> **WHAT THIS TASK INVOLVES**
Report the number of lines in these entries that contain "元来支付". Write only the number.

Saved entries:
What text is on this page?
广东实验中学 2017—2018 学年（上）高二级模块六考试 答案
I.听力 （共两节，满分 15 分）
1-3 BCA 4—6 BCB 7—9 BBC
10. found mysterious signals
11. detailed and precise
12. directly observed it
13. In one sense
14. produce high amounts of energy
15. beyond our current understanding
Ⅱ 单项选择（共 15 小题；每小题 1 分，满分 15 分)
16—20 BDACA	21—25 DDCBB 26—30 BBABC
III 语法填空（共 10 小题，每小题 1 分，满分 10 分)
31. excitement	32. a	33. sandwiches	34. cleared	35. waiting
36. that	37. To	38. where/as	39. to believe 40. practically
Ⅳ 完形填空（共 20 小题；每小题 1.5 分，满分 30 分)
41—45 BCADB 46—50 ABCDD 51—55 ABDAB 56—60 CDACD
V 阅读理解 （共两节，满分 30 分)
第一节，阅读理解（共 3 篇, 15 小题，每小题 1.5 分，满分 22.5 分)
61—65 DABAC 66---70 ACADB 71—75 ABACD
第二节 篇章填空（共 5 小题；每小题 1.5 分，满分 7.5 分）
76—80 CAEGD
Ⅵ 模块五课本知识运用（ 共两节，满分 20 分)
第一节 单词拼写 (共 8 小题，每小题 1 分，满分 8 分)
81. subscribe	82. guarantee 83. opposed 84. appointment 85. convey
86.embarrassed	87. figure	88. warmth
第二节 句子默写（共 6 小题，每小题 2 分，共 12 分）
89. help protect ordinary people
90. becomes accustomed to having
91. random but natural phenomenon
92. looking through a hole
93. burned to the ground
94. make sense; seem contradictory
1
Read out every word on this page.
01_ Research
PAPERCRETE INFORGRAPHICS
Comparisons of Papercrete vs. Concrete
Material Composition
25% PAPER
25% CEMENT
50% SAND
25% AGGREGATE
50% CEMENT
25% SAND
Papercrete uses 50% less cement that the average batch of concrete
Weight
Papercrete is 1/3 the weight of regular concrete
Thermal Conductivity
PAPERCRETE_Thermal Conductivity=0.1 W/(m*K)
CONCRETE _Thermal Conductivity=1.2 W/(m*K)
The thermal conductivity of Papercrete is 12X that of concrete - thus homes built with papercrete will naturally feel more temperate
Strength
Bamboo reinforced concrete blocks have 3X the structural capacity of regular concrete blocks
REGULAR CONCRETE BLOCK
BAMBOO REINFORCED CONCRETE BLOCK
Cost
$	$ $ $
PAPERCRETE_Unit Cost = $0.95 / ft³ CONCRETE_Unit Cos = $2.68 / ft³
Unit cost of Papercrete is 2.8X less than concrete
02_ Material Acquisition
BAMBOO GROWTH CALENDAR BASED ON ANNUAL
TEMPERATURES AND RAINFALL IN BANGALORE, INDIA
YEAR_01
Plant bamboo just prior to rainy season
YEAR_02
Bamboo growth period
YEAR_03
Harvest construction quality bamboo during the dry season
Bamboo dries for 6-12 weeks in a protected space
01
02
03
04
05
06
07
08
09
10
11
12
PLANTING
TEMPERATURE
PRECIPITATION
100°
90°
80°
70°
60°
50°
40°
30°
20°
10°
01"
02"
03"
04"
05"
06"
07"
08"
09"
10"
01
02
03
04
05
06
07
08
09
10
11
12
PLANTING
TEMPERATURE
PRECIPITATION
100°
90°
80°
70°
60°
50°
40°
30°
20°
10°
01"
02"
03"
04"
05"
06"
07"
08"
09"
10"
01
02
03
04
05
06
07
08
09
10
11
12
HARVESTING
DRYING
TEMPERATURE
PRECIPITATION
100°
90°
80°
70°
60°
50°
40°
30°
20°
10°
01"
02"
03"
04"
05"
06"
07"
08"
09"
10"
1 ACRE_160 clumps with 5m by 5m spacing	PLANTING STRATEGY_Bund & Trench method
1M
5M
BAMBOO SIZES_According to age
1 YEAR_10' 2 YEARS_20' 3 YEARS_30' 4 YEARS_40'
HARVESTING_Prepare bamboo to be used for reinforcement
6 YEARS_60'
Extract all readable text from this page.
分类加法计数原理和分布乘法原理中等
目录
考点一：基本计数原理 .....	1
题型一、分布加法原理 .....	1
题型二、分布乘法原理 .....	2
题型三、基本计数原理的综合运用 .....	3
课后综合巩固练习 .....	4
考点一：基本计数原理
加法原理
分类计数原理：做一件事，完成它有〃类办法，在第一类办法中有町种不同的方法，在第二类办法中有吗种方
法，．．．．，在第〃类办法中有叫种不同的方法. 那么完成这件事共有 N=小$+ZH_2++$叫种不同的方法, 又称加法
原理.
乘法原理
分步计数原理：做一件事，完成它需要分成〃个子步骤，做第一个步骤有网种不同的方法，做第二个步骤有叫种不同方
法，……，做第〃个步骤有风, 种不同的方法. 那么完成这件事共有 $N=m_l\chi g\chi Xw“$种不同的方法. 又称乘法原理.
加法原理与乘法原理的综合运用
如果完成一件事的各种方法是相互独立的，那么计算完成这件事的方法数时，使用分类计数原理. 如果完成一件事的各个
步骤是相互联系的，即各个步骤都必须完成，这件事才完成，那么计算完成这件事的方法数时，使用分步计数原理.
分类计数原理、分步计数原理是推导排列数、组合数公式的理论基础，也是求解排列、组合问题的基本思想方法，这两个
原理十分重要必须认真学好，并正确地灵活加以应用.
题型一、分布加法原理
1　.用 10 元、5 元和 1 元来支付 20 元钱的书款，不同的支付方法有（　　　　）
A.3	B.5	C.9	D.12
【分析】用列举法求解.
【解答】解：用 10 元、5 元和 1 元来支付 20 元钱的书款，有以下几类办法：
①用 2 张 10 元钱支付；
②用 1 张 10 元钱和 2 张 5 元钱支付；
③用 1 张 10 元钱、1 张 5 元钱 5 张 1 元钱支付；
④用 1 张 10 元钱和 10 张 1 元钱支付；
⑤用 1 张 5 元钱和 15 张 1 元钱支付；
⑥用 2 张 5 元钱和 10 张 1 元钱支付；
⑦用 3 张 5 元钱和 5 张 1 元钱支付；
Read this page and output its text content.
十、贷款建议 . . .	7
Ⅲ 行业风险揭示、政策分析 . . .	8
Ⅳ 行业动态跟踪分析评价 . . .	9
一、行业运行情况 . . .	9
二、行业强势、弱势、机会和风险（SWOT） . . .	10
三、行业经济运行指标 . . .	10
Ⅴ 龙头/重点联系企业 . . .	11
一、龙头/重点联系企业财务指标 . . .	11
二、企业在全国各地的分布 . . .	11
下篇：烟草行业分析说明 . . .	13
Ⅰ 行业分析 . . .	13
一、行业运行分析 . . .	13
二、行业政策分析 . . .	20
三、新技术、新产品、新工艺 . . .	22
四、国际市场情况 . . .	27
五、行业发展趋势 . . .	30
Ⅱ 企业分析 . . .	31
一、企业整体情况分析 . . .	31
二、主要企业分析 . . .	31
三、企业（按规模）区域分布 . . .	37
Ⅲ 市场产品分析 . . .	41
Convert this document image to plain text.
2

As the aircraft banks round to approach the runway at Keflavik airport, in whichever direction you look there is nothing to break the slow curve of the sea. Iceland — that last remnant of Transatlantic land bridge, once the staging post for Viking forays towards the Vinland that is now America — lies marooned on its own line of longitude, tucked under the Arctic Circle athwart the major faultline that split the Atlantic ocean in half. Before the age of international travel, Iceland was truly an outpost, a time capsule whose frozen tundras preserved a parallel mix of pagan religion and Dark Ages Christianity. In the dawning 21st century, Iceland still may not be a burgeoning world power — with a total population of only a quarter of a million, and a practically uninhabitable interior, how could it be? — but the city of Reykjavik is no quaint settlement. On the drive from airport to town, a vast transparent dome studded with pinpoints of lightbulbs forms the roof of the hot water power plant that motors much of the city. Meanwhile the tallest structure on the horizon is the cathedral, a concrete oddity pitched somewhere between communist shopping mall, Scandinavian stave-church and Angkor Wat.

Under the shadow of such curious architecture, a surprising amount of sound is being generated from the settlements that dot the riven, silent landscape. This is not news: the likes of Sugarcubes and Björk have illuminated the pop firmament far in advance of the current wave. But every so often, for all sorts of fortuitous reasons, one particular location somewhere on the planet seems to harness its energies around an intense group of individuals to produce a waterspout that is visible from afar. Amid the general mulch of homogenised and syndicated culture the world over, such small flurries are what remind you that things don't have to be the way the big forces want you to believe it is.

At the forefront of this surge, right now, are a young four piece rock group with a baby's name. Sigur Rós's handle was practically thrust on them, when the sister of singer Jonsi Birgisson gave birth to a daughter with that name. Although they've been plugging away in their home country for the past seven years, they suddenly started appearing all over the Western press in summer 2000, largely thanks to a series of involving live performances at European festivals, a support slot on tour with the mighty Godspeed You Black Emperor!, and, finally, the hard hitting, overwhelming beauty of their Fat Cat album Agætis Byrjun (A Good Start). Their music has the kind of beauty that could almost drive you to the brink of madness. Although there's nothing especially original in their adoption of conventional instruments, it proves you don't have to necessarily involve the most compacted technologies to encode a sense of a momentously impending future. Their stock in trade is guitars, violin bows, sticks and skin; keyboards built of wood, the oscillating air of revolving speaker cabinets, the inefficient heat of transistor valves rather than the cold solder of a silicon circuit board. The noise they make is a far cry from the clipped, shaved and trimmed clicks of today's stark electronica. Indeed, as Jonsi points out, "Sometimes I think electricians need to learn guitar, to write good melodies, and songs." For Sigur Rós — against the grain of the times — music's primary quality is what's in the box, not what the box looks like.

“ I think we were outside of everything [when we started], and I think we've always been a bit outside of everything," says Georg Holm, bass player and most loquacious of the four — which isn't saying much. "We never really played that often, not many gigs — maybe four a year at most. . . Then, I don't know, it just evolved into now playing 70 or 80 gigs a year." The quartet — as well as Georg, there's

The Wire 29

> **FULL OUTPUT**
2